In the records below, rename every "data-label" to "value-label", and write all the lines out again with nothing else altered.

_ _ _ _ _ _ _

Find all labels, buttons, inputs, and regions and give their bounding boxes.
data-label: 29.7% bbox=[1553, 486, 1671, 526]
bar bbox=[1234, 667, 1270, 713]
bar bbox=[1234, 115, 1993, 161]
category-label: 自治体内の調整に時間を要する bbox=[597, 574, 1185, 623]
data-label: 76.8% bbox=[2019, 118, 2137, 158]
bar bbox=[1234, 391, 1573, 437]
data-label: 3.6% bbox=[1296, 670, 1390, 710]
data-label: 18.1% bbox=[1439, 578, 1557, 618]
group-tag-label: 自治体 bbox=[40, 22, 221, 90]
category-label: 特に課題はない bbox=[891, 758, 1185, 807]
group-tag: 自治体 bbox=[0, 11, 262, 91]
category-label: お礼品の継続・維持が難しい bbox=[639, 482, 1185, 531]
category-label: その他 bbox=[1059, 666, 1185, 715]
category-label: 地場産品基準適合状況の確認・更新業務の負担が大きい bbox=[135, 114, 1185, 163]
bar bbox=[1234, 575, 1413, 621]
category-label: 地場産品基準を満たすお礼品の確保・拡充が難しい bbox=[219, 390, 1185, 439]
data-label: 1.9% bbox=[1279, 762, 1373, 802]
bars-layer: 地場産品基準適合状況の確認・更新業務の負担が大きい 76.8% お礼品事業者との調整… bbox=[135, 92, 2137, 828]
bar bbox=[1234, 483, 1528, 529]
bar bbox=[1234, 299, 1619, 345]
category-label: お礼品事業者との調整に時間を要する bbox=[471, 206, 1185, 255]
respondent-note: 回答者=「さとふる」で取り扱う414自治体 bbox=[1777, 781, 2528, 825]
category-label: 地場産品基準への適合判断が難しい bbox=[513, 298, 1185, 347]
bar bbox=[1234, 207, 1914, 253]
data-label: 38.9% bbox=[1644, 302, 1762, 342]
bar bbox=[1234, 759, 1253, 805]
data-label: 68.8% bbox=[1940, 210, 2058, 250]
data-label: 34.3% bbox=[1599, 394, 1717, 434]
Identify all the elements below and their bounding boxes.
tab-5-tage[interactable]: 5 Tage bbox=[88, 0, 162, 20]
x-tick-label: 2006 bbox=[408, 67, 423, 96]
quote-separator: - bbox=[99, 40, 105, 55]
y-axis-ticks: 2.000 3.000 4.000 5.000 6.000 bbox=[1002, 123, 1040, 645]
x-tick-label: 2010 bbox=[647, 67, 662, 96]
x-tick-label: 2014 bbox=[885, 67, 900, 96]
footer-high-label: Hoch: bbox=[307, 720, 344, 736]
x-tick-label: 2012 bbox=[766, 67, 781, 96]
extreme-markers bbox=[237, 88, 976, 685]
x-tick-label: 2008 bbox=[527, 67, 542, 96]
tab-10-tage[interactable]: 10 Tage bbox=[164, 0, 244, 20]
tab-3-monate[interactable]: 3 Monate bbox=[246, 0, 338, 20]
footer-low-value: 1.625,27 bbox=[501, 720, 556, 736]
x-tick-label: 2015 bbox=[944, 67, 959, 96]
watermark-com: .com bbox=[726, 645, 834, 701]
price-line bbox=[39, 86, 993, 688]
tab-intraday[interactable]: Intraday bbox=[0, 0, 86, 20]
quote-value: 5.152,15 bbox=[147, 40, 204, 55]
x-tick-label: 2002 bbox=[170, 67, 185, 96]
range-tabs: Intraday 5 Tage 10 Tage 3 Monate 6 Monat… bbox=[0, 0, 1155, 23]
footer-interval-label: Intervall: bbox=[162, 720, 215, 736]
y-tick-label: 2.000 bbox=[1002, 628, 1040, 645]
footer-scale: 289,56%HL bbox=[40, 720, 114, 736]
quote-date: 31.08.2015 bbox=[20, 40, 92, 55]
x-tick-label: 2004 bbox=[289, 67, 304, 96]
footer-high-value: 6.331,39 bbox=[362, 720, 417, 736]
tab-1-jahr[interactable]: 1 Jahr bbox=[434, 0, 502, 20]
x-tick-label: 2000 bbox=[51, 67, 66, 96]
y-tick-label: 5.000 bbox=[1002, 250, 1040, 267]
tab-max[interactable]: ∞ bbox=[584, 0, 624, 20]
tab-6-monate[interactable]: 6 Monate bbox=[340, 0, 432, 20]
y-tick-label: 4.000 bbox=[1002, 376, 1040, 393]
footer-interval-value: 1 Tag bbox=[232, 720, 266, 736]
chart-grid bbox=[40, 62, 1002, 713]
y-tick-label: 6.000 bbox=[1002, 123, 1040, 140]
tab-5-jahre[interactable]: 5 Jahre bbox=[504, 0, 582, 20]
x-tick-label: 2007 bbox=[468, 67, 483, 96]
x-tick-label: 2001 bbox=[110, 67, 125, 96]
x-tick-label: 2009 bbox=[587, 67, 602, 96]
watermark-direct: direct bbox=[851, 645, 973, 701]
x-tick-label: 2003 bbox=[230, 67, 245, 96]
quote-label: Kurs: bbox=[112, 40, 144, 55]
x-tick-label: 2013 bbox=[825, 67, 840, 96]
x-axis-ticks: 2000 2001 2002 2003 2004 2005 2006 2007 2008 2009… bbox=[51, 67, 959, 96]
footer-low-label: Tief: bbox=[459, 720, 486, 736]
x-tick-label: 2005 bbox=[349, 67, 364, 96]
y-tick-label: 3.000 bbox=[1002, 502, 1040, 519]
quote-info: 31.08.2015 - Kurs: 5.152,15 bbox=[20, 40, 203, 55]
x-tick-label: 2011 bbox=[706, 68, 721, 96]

_ _ _ _ _ _ _

• **Response**:
Find all labels, buttons, inputs, and regions and give their bounding boxes.
value-label: 29.7% bbox=[1553, 486, 1671, 526]
bar bbox=[1234, 667, 1270, 713]
bar bbox=[1234, 115, 1993, 161]
category-label: 自治体内の調整に時間を要する bbox=[597, 574, 1185, 623]
value-label: 76.8% bbox=[2019, 118, 2137, 158]
bar bbox=[1234, 391, 1573, 437]
value-label: 3.6% bbox=[1296, 670, 1390, 710]
value-label: 18.1% bbox=[1439, 578, 1557, 618]
group-tag-label: 自治体 bbox=[40, 22, 221, 90]
category-label: 特に課題はない bbox=[891, 758, 1185, 807]
group-tag: 自治体 bbox=[0, 11, 262, 91]
category-label: お礼品の継続・維持が難しい bbox=[639, 482, 1185, 531]
category-label: その他 bbox=[1059, 666, 1185, 715]
category-label: 地場産品基準適合状況の確認・更新業務の負担が大きい bbox=[135, 114, 1185, 163]
bar bbox=[1234, 575, 1413, 621]
category-label: 地場産品基準を満たすお礼品の確保・拡充が難しい bbox=[219, 390, 1185, 439]
value-label: 1.9% bbox=[1279, 762, 1373, 802]
bars-layer: 地場産品基準適合状況の確認・更新業務の負担が大きい 76.8% お礼品事業者との調整… bbox=[135, 92, 2137, 828]
bar bbox=[1234, 483, 1528, 529]
bar bbox=[1234, 299, 1619, 345]
category-label: お礼品事業者との調整に時間を要する bbox=[471, 206, 1185, 255]
respondent-note: 回答者=「さとふる」で取り扱う414自治体 bbox=[1777, 781, 2528, 825]
category-label: 地場産品基準への適合判断が難しい bbox=[513, 298, 1185, 347]
bar bbox=[1234, 207, 1914, 253]
value-label: 38.9% bbox=[1644, 302, 1762, 342]
bar bbox=[1234, 759, 1253, 805]
value-label: 68.8% bbox=[1940, 210, 2058, 250]
value-label: 34.3% bbox=[1599, 394, 1717, 434]
Identify all the elements below and their bounding boxes.
tab-5-tage[interactable]: 5 Tage bbox=[88, 0, 162, 20]
x-tick-label: 2006 bbox=[408, 67, 423, 96]
quote-separator: - bbox=[99, 40, 105, 55]
y-axis-ticks: 2.000 3.000 4.000 5.000 6.000 bbox=[1002, 123, 1040, 645]
x-tick-label: 2010 bbox=[647, 67, 662, 96]
x-tick-label: 2014 bbox=[885, 67, 900, 96]
footer-high-label: Hoch: bbox=[307, 720, 344, 736]
x-tick-label: 2012 bbox=[766, 67, 781, 96]
extreme-markers bbox=[237, 88, 976, 685]
x-tick-label: 2008 bbox=[527, 67, 542, 96]
tab-10-tage[interactable]: 10 Tage bbox=[164, 0, 244, 20]
tab-3-monate[interactable]: 3 Monate bbox=[246, 0, 338, 20]
footer-low-value: 1.625,27 bbox=[501, 720, 556, 736]
x-tick-label: 2015 bbox=[944, 67, 959, 96]
watermark-com: .com bbox=[726, 645, 834, 701]
price-line bbox=[39, 86, 993, 688]
tab-intraday[interactable]: Intraday bbox=[0, 0, 86, 20]
quote-value: 5.152,15 bbox=[147, 40, 204, 55]
x-tick-label: 2002 bbox=[170, 67, 185, 96]
range-tabs: Intraday 5 Tage 10 Tage 3 Monate 6 Monat… bbox=[0, 0, 1155, 23]
footer-interval-label: Intervall: bbox=[162, 720, 215, 736]
y-tick-label: 2.000 bbox=[1002, 628, 1040, 645]
footer-scale: 289,56%HL bbox=[40, 720, 114, 736]
quote-date: 31.08.2015 bbox=[20, 40, 92, 55]
x-tick-label: 2004 bbox=[289, 67, 304, 96]
footer-high-value: 6.331,39 bbox=[362, 720, 417, 736]
tab-1-jahr[interactable]: 1 Jahr bbox=[434, 0, 502, 20]
x-tick-label: 2000 bbox=[51, 67, 66, 96]
y-tick-label: 5.000 bbox=[1002, 250, 1040, 267]
tab-max[interactable]: ∞ bbox=[584, 0, 624, 20]
tab-6-monate[interactable]: 6 Monate bbox=[340, 0, 432, 20]
y-tick-label: 4.000 bbox=[1002, 376, 1040, 393]
footer-interval-value: 1 Tag bbox=[232, 720, 266, 736]
chart-grid bbox=[40, 62, 1002, 713]
y-tick-label: 6.000 bbox=[1002, 123, 1040, 140]
tab-5-jahre[interactable]: 5 Jahre bbox=[504, 0, 582, 20]
x-tick-label: 2007 bbox=[468, 67, 483, 96]
x-tick-label: 2001 bbox=[110, 67, 125, 96]
x-tick-label: 2009 bbox=[587, 67, 602, 96]
watermark-direct: direct bbox=[851, 645, 973, 701]
x-tick-label: 2003 bbox=[230, 67, 245, 96]
quote-label: Kurs: bbox=[112, 40, 144, 55]
x-tick-label: 2013 bbox=[825, 67, 840, 96]
x-axis-ticks: 2000 2001 2002 2003 2004 2005 2006 2007 2008 2009… bbox=[51, 67, 959, 96]
footer-low-label: Tief: bbox=[459, 720, 486, 736]
x-tick-label: 2005 bbox=[349, 67, 364, 96]
y-tick-label: 3.000 bbox=[1002, 502, 1040, 519]
quote-info: 31.08.2015 - Kurs: 5.152,15 bbox=[20, 40, 203, 55]
x-tick-label: 2011 bbox=[706, 68, 721, 96]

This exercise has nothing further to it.